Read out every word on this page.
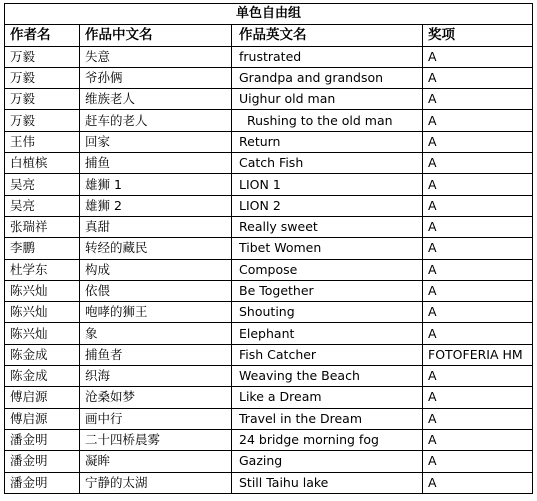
单色自由组			
作者名	作品中文名	作品英文名	奖项
万毅	失意	frustrated	A
万毅	爷孙俩	Grandpa and grandson	A
万毅	维族老人	Uighur old man	A
万毅	赶车的老人	Rushing to the old man	A
王伟	回家	Return	A
白植槟	捕鱼	Catch Fish	A
吴亮	雄狮 1	LION 1	A
吴亮	雄狮 2	LION 2	A
张瑞祥	真甜	Really sweet	A
李鹏	转经的藏民	Tibet Women	A
杜学东	构成	Compose	A
陈兴灿	依偎	Be Together	A
陈兴灿	咆哮的狮王	Shouting	A
陈兴灿	象	Elephant	A
陈金成	捕鱼者	Fish Catcher	FOTOFERIA HM
陈金成	织海	Weaving the Beach	A
傅启源	沧桑如梦	Like a Dream	A
傅启源	画中行	Travel in the Dream	A
潘金明	二十四桥晨雾	24 bridge morning fog	A
潘金明	凝眸	Gazing	A
潘金明	宁静的太湖	Still Taihu lake	A
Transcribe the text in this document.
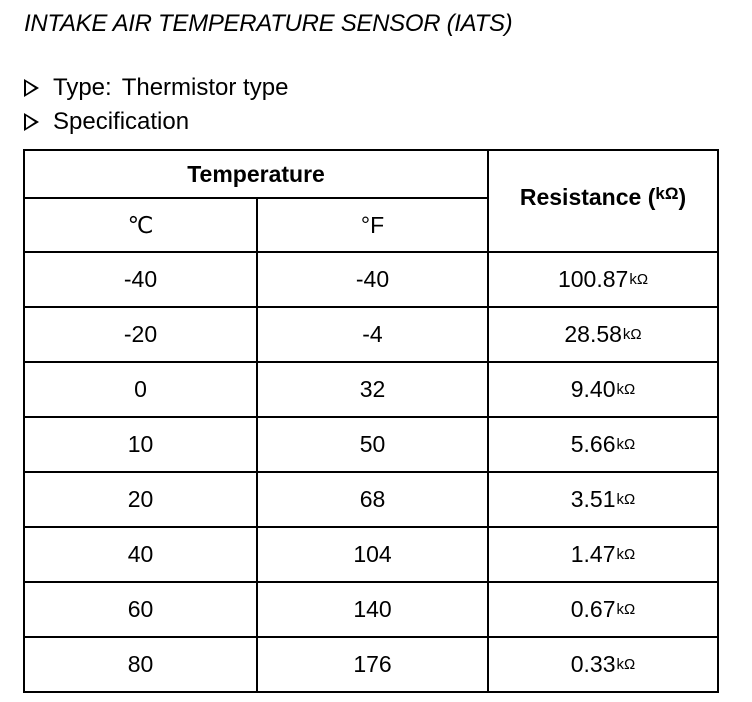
INTAKE AIR TEMPERATURE SENSOR (IATS)
Type: Thermistor type
Specification
Temperature		Resistance ($^{k\Omega}$)
℃	°F	
-40	-40	100.87kΩ
-20	-4	28.58kΩ
0	32	9.40kΩ
10	50	5.66kΩ
20	68	3.51kΩ
40	104	1.47kΩ
60	140	0.67kΩ
80	176	0.33kΩ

WHAT YOU SHOULD DO: Can the lines from the one with "Transcribe the text in this document." to the end of the records above be quoted exactly, both ends included, with every picture omitted?

RESULT BELOW:
Transcribe the text in this document.
INTAKE AIR TEMPERATURE SENSOR (IATS)
Type: Thermistor type
Specification
Temperature		Resistance ($^{k\Omega}$)
℃	°F	
-40	-40	100.87kΩ
-20	-4	28.58kΩ
0	32	9.40kΩ
10	50	5.66kΩ
20	68	3.51kΩ
40	104	1.47kΩ
60	140	0.67kΩ
80	176	0.33kΩ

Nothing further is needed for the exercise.